Description of the task
Leave the pictures out and transcribe every record exactly.

Data excerpts
* * * * *
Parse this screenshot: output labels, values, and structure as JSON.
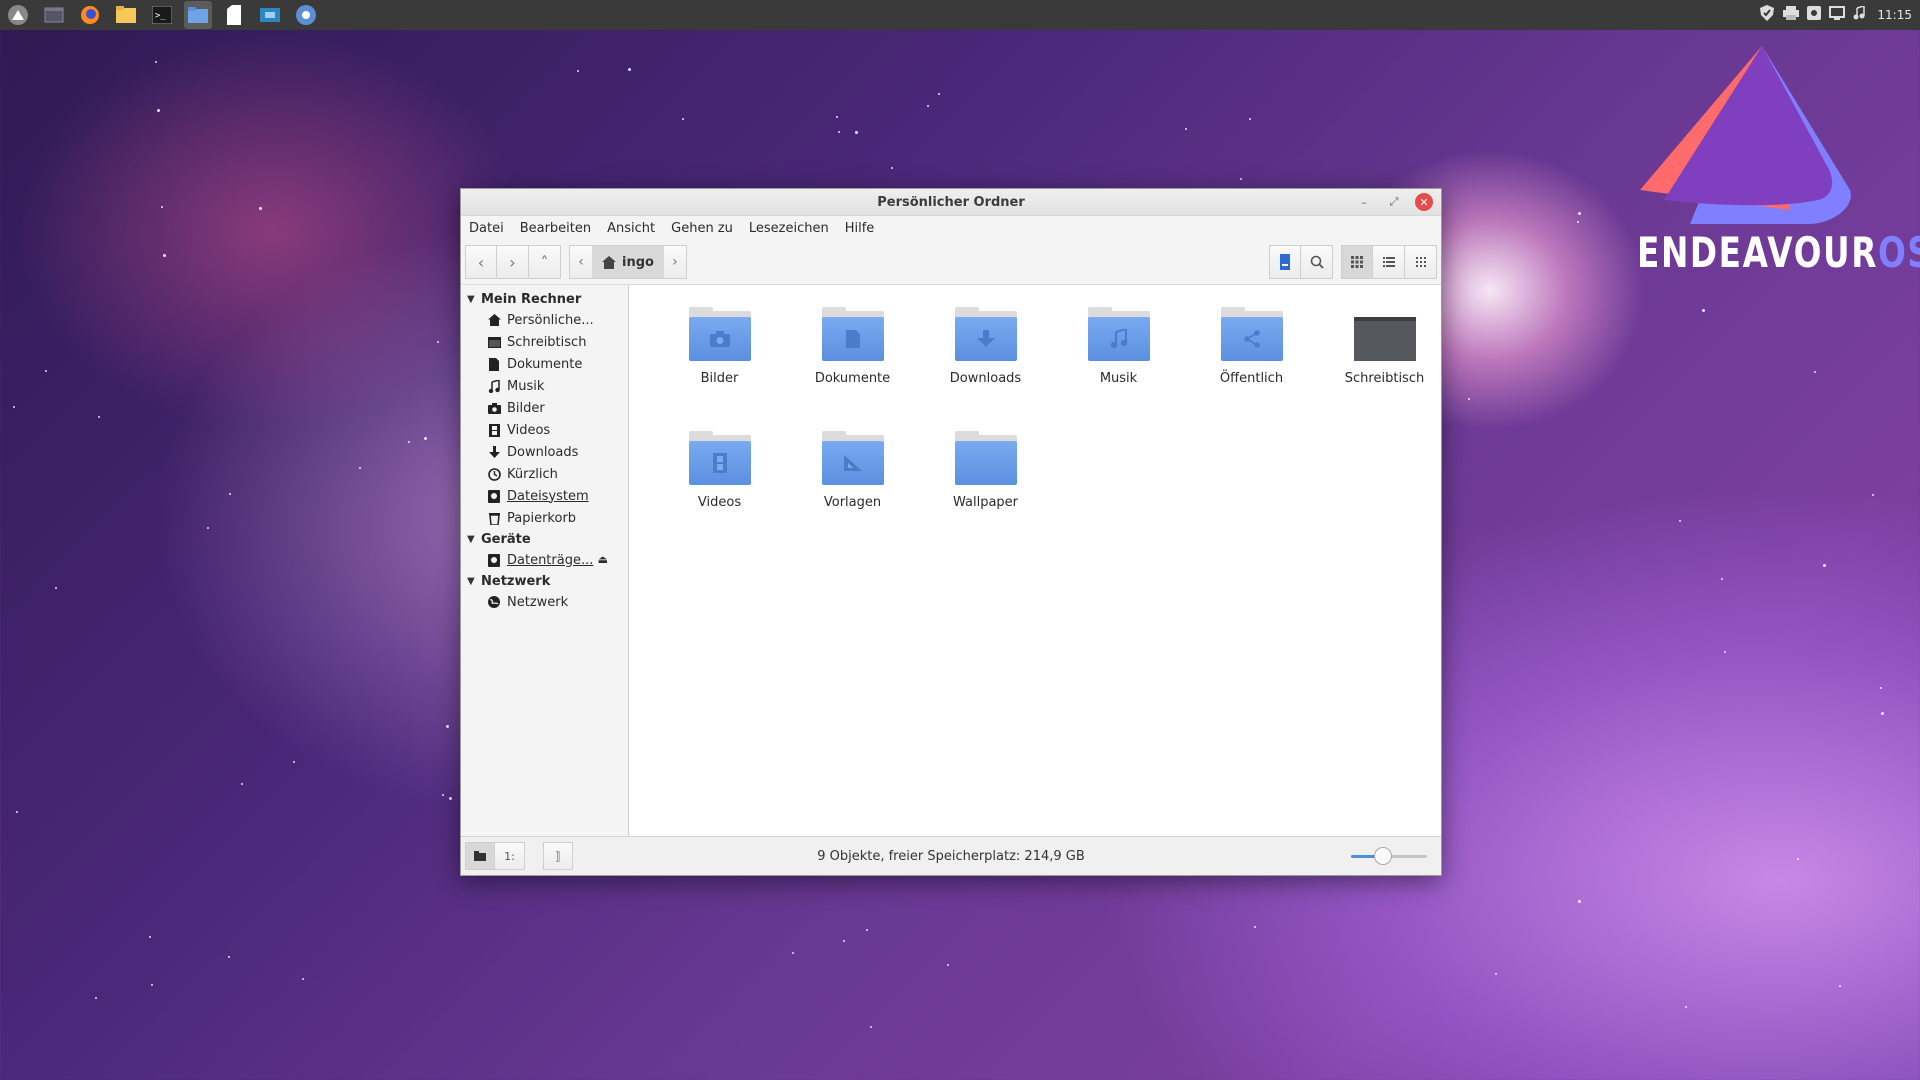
{
  "panel": {
    "launchers": [
      "endeavouros-icon",
      "window-icon",
      "firefox-icon",
      "file-manager-icon",
      "terminal-icon",
      "folder-icon",
      "paper-icon",
      "screenshot-icon",
      "chromium-icon"
    ],
    "clock": "11:15"
  },
  "desktop": {
    "logo_text_main": "ENDEAVOUR",
    "logo_text_suffix": "OS",
    "logo_colors": {
      "red": "#ff6b6b",
      "purple": "#7f3fbf",
      "blue": "#7f7fff"
    }
  },
  "window": {
    "title": "Persönlicher Ordner",
    "menu": [
      "Datei",
      "Bearbeiten",
      "Ansicht",
      "Gehen zu",
      "Lesezeichen",
      "Hilfe"
    ],
    "breadcrumb": "ingo",
    "sidebar": {
      "sections": [
        {
          "label": "Mein Rechner",
          "items": [
            {
              "label": "Persönliche...",
              "icon": "home-icon"
            },
            {
              "label": "Schreibtisch",
              "icon": "desktop-icon"
            },
            {
              "label": "Dokumente",
              "icon": "document-icon"
            },
            {
              "label": "Musik",
              "icon": "music-icon"
            },
            {
              "label": "Bilder",
              "icon": "camera-icon"
            },
            {
              "label": "Videos",
              "icon": "film-icon"
            },
            {
              "label": "Downloads",
              "icon": "download-icon"
            },
            {
              "label": "Kürzlich",
              "icon": "clock-icon"
            },
            {
              "label": "Dateisystem",
              "icon": "drive-icon"
            },
            {
              "label": "Papierkorb",
              "icon": "trash-icon"
            }
          ]
        },
        {
          "label": "Geräte",
          "items": [
            {
              "label": "Datenträge...",
              "icon": "drive-icon"
            }
          ]
        },
        {
          "label": "Netzwerk",
          "items": [
            {
              "label": "Netzwerk",
              "icon": "network-icon"
            }
          ]
        }
      ]
    },
    "files": [
      {
        "name": "Bilder",
        "icon": "camera-icon"
      },
      {
        "name": "Dokumente",
        "icon": "document-icon"
      },
      {
        "name": "Downloads",
        "icon": "download-icon"
      },
      {
        "name": "Musik",
        "icon": "music-icon"
      },
      {
        "name": "Öffentlich",
        "icon": "share-icon"
      },
      {
        "name": "Schreibtisch",
        "icon": "desktop-icon"
      },
      {
        "name": "Videos",
        "icon": "film-icon"
      },
      {
        "name": "Vorlagen",
        "icon": "template-icon"
      },
      {
        "name": "Wallpaper",
        "icon": "folder-icon"
      }
    ],
    "status": "9 Objekte, freier Speicherplatz: 214,9 GB",
    "zoom_level": 0.42,
    "accent": "#5b8fe0"
  }
}
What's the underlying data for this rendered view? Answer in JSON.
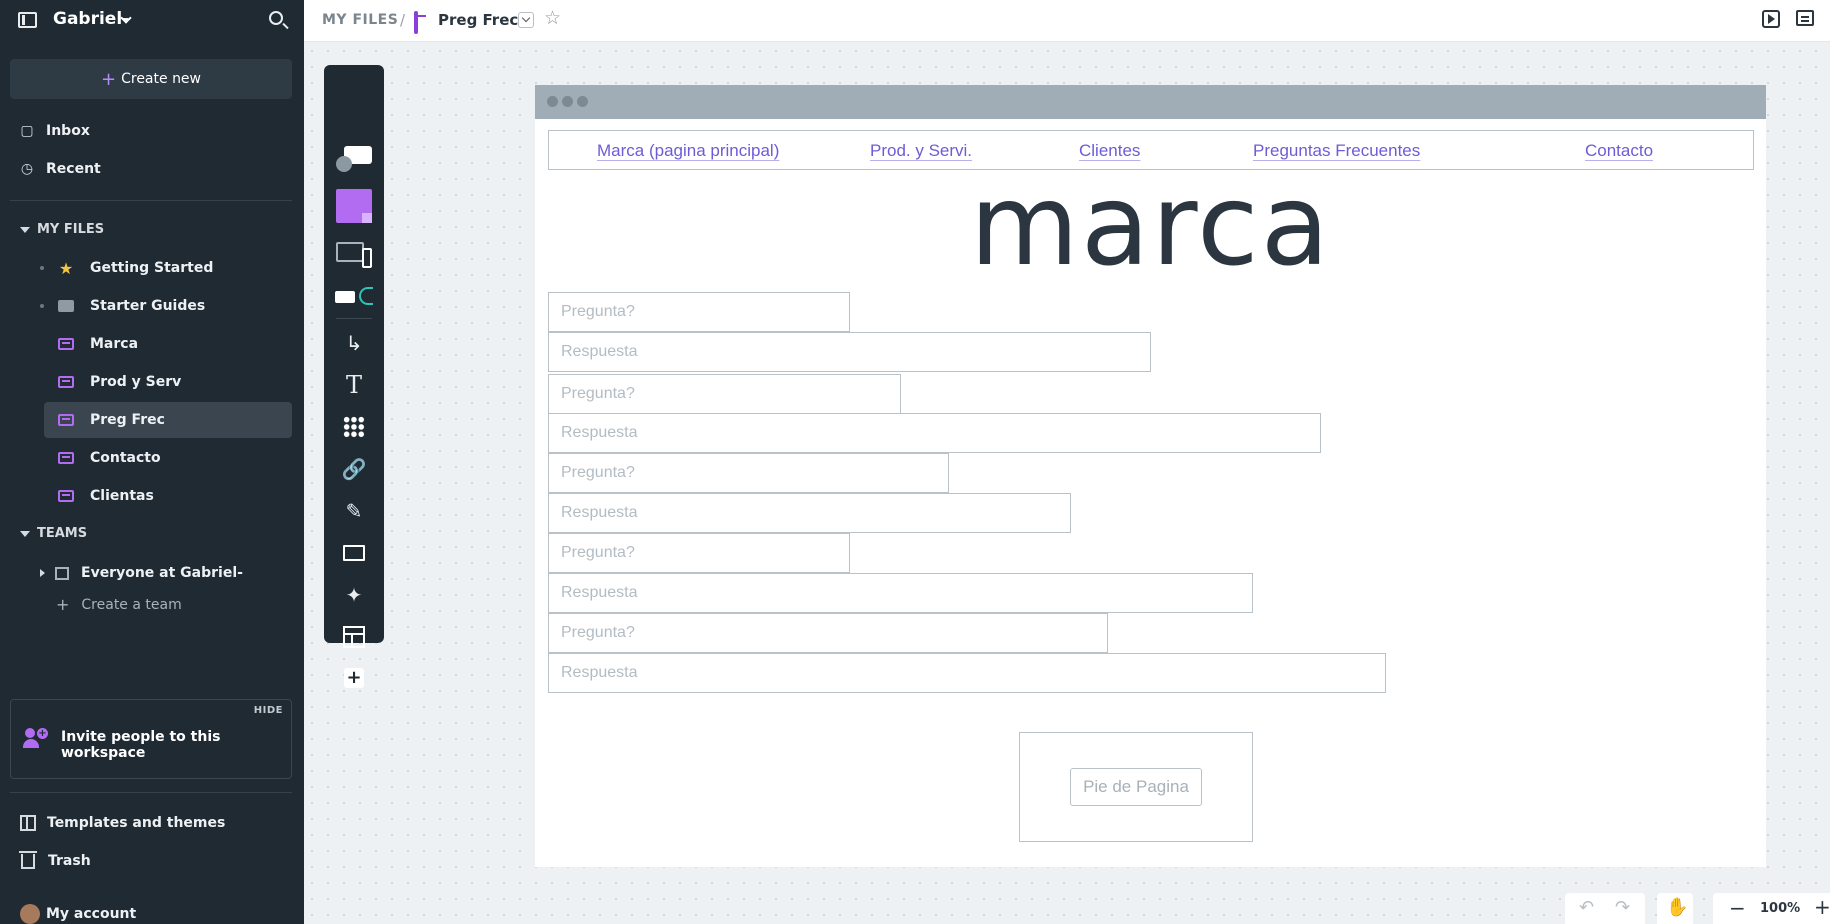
{
  "sidebar": {
    "workspace": "Gabriel-",
    "create_new": "Create new",
    "nav": [
      {
        "label": "Inbox",
        "icon": "inbox-icon"
      },
      {
        "label": "Recent",
        "icon": "clock-icon"
      }
    ],
    "my_files_label": "MY FILES",
    "files": [
      {
        "label": "Getting Started",
        "icon": "star-icon"
      },
      {
        "label": "Starter Guides",
        "icon": "folder-icon"
      },
      {
        "label": "Marca",
        "icon": "board-icon"
      },
      {
        "label": "Prod y Serv",
        "icon": "board-icon"
      },
      {
        "label": "Preg Frec",
        "icon": "board-icon",
        "active": true
      },
      {
        "label": "Contacto",
        "icon": "board-icon"
      },
      {
        "label": "Clientas",
        "icon": "board-icon"
      }
    ],
    "teams_label": "TEAMS",
    "team": "Everyone at Gabriel-",
    "create_team": "Create a team",
    "invite": {
      "hide": "HIDE",
      "text": "Invite people to this workspace"
    },
    "templates": "Templates and themes",
    "trash": "Trash",
    "account": "My account"
  },
  "topbar": {
    "root": "MY FILES",
    "separator": "/",
    "title": "Preg Frec"
  },
  "wireframe": {
    "nav_links": [
      "Marca (pagina principal)",
      "Prod. y Servi.",
      "Clientes",
      "Preguntas Frecuentes",
      "Contacto"
    ],
    "brand": "marca",
    "question_placeholder": "Pregunta?",
    "answer_placeholder": "Respuesta",
    "footer": "Pie de Pagina"
  },
  "zoom": {
    "level": "100%"
  },
  "colors": {
    "accent": "#b26cf2",
    "sidebar_bg": "#1f2a33",
    "link": "#6d5cd6"
  }
}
* * * * *
Solution for this task
Parse this screenshot: output labels, values, and structure as JSON.
{
  "panel": {
    "launchers": [
      "endeavouros-icon",
      "window-icon",
      "firefox-icon",
      "file-manager-icon",
      "terminal-icon",
      "folder-icon",
      "paper-icon",
      "screenshot-icon",
      "chromium-icon"
    ],
    "clock": "11:15"
  },
  "desktop": {
    "logo_text_main": "ENDEAVOUR",
    "logo_text_suffix": "OS",
    "logo_colors": {
      "red": "#ff6b6b",
      "purple": "#7f3fbf",
      "blue": "#7f7fff"
    }
  },
  "window": {
    "title": "Persönlicher Ordner",
    "menu": [
      "Datei",
      "Bearbeiten",
      "Ansicht",
      "Gehen zu",
      "Lesezeichen",
      "Hilfe"
    ],
    "breadcrumb": "ingo",
    "sidebar": {
      "sections": [
        {
          "label": "Mein Rechner",
          "items": [
            {
              "label": "Persönliche...",
              "icon": "home-icon"
            },
            {
              "label": "Schreibtisch",
              "icon": "desktop-icon"
            },
            {
              "label": "Dokumente",
              "icon": "document-icon"
            },
            {
              "label": "Musik",
              "icon": "music-icon"
            },
            {
              "label": "Bilder",
              "icon": "camera-icon"
            },
            {
              "label": "Videos",
              "icon": "film-icon"
            },
            {
              "label": "Downloads",
              "icon": "download-icon"
            },
            {
              "label": "Kürzlich",
              "icon": "clock-icon"
            },
            {
              "label": "Dateisystem",
              "icon": "drive-icon"
            },
            {
              "label": "Papierkorb",
              "icon": "trash-icon"
            }
          ]
        },
        {
          "label": "Geräte",
          "items": [
            {
              "label": "Datenträge...",
              "icon": "drive-icon"
            }
          ]
        },
        {
          "label": "Netzwerk",
          "items": [
            {
              "label": "Netzwerk",
              "icon": "network-icon"
            }
          ]
        }
      ]
    },
    "files": [
      {
        "name": "Bilder",
        "icon": "camera-icon"
      },
      {
        "name": "Dokumente",
        "icon": "document-icon"
      },
      {
        "name": "Downloads",
        "icon": "download-icon"
      },
      {
        "name": "Musik",
        "icon": "music-icon"
      },
      {
        "name": "Öffentlich",
        "icon": "share-icon"
      },
      {
        "name": "Schreibtisch",
        "icon": "desktop-icon"
      },
      {
        "name": "Videos",
        "icon": "film-icon"
      },
      {
        "name": "Vorlagen",
        "icon": "template-icon"
      },
      {
        "name": "Wallpaper",
        "icon": "folder-icon"
      }
    ],
    "status": "9 Objekte, freier Speicherplatz: 214,9 GB",
    "zoom_level": 0.42,
    "accent": "#5b8fe0"
  }
}
What's the underlying data for this rendered view? Answer in JSON.
{
  "sidebar": {
    "workspace": "Gabriel-",
    "create_new": "Create new",
    "nav": [
      {
        "label": "Inbox",
        "icon": "inbox-icon"
      },
      {
        "label": "Recent",
        "icon": "clock-icon"
      }
    ],
    "my_files_label": "MY FILES",
    "files": [
      {
        "label": "Getting Started",
        "icon": "star-icon"
      },
      {
        "label": "Starter Guides",
        "icon": "folder-icon"
      },
      {
        "label": "Marca",
        "icon": "board-icon"
      },
      {
        "label": "Prod y Serv",
        "icon": "board-icon"
      },
      {
        "label": "Preg Frec",
        "icon": "board-icon",
        "active": true
      },
      {
        "label": "Contacto",
        "icon": "board-icon"
      },
      {
        "label": "Clientas",
        "icon": "board-icon"
      }
    ],
    "teams_label": "TEAMS",
    "team": "Everyone at Gabriel-",
    "create_team": "Create a team",
    "invite": {
      "hide": "HIDE",
      "text": "Invite people to this workspace"
    },
    "templates": "Templates and themes",
    "trash": "Trash",
    "account": "My account"
  },
  "topbar": {
    "root": "MY FILES",
    "separator": "/",
    "title": "Preg Frec"
  },
  "wireframe": {
    "nav_links": [
      "Marca (pagina principal)",
      "Prod. y Servi.",
      "Clientes",
      "Preguntas Frecuentes",
      "Contacto"
    ],
    "brand": "marca",
    "question_placeholder": "Pregunta?",
    "answer_placeholder": "Respuesta",
    "footer": "Pie de Pagina"
  },
  "zoom": {
    "level": "100%"
  },
  "colors": {
    "accent": "#b26cf2",
    "sidebar_bg": "#1f2a33",
    "link": "#6d5cd6"
  }
}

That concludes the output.